Written problem -
Determine how many lines of the data below contain "STELIB", then give only that number.

* BEGIN Extracted material *

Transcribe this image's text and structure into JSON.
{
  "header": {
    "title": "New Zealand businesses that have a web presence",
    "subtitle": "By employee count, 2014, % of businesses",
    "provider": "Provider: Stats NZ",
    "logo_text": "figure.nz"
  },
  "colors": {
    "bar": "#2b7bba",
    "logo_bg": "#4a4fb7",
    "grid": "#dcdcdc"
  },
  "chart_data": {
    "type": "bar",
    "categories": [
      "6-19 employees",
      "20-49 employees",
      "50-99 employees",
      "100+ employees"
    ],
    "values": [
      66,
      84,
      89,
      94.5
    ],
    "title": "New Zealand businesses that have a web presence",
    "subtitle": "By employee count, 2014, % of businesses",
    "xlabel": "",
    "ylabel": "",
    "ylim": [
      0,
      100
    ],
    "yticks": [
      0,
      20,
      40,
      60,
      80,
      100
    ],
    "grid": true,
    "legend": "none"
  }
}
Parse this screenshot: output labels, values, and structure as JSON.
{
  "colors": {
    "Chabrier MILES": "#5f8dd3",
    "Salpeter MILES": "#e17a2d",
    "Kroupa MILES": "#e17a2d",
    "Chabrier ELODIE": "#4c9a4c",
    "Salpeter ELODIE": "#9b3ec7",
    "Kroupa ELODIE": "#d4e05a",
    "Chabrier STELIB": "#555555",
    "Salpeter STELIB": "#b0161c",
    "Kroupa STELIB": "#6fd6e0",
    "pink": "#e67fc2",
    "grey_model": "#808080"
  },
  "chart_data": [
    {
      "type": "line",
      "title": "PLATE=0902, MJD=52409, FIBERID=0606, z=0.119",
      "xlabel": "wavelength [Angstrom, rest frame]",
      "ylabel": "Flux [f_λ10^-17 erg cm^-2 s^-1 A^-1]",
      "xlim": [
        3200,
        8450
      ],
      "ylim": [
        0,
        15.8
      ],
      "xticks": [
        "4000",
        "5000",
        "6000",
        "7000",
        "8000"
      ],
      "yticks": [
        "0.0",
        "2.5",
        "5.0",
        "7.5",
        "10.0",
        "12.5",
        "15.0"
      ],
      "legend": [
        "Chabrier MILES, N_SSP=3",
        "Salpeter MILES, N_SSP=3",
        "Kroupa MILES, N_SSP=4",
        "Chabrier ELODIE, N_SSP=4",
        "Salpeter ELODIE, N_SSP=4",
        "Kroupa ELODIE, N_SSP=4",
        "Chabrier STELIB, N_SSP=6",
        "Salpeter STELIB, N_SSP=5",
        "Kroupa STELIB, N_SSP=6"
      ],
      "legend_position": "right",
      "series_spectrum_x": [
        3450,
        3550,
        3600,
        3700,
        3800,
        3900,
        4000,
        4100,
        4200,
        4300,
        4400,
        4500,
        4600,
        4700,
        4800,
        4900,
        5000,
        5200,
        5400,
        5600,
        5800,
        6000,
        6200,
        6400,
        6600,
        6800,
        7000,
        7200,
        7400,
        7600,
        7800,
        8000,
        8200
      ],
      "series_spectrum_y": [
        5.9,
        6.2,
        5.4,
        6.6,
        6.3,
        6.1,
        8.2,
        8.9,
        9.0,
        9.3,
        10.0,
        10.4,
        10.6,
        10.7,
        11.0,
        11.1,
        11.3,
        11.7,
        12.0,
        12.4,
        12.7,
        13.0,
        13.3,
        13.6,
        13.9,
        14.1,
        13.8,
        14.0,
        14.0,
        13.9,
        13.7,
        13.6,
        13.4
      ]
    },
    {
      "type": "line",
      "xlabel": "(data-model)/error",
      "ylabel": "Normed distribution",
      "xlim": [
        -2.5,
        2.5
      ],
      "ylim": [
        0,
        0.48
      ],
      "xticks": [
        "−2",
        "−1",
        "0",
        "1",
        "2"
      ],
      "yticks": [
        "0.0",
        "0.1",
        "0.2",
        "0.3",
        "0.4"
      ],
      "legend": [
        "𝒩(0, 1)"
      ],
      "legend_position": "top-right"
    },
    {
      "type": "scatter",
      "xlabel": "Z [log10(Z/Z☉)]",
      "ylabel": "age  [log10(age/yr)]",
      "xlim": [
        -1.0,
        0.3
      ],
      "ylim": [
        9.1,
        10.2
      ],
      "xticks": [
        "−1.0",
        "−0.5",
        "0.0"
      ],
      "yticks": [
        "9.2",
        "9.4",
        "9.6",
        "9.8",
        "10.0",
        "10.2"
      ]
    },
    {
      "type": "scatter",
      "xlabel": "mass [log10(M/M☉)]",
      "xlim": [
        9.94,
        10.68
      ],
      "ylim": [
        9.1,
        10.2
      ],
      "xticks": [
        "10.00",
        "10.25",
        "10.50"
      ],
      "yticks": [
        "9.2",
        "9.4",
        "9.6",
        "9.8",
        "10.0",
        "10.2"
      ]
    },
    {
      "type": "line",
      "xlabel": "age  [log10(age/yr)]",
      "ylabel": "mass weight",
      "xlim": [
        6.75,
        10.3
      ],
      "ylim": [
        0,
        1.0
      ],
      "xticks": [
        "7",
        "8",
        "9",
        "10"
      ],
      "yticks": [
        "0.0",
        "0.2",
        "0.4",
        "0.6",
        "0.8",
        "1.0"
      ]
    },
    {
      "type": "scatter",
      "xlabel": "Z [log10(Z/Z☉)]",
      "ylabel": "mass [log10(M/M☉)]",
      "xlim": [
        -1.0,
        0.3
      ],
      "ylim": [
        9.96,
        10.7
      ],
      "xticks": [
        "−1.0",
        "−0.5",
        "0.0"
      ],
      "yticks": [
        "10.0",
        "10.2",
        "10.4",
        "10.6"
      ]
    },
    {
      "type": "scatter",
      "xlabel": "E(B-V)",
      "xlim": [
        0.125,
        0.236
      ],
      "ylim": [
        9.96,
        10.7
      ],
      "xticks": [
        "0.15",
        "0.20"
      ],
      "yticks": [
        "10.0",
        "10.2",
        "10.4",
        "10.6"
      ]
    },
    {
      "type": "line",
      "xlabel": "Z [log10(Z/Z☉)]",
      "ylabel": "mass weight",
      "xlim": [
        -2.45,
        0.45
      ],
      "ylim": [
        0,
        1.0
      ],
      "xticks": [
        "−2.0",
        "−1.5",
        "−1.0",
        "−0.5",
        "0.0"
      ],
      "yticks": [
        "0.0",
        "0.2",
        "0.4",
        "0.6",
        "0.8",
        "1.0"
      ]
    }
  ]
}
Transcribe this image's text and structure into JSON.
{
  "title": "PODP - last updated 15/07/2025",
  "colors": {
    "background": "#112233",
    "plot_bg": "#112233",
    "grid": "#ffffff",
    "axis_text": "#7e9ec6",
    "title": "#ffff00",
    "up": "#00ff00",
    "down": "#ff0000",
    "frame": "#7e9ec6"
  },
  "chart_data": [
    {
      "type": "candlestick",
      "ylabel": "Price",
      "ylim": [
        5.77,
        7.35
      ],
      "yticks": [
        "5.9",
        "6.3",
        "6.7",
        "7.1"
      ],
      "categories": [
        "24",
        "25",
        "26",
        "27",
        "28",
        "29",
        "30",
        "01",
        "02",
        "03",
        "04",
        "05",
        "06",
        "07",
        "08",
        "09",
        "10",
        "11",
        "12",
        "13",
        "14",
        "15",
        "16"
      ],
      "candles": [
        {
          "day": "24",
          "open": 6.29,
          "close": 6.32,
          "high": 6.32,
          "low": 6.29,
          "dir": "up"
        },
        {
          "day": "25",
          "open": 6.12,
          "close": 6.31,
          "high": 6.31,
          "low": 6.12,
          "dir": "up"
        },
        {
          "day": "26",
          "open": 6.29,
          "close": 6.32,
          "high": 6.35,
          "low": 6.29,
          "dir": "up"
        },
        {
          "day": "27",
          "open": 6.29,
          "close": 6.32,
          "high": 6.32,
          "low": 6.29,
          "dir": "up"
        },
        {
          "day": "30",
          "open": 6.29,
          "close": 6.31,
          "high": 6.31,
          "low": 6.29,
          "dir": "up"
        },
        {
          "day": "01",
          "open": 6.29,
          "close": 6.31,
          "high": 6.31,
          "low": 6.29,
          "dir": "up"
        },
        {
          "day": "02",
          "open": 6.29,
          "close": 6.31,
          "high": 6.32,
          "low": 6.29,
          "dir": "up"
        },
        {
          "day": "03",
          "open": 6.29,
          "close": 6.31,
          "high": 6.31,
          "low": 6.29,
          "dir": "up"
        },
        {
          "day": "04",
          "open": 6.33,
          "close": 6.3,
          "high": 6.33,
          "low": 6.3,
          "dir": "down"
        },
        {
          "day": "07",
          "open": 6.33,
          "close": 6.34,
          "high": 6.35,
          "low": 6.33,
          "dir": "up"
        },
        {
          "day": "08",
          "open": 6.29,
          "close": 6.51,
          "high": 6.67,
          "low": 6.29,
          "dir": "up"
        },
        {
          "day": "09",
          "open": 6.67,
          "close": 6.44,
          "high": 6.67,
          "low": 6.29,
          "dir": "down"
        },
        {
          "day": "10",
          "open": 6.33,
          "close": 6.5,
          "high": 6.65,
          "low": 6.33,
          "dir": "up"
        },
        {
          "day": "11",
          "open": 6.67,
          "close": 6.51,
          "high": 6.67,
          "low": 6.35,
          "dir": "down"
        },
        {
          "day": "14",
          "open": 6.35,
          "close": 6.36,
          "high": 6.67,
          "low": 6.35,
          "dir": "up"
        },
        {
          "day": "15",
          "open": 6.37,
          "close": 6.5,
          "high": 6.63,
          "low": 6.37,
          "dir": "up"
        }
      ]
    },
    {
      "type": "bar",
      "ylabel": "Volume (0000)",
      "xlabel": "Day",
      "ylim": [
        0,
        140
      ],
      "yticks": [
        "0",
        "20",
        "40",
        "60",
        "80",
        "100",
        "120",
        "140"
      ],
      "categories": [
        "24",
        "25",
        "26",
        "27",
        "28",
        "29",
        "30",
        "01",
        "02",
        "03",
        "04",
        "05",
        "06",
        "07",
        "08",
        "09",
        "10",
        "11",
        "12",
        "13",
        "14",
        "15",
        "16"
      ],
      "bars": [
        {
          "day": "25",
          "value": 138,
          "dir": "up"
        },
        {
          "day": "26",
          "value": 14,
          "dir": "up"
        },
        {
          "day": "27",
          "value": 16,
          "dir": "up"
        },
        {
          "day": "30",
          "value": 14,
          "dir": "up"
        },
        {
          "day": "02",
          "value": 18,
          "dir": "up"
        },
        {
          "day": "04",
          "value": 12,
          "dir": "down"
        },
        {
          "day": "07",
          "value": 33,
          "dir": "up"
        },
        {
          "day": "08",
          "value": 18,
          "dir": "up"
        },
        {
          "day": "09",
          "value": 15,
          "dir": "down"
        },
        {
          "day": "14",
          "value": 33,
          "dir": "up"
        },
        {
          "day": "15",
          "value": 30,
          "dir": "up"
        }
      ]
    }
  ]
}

* END Extracted material *

Final answer -
6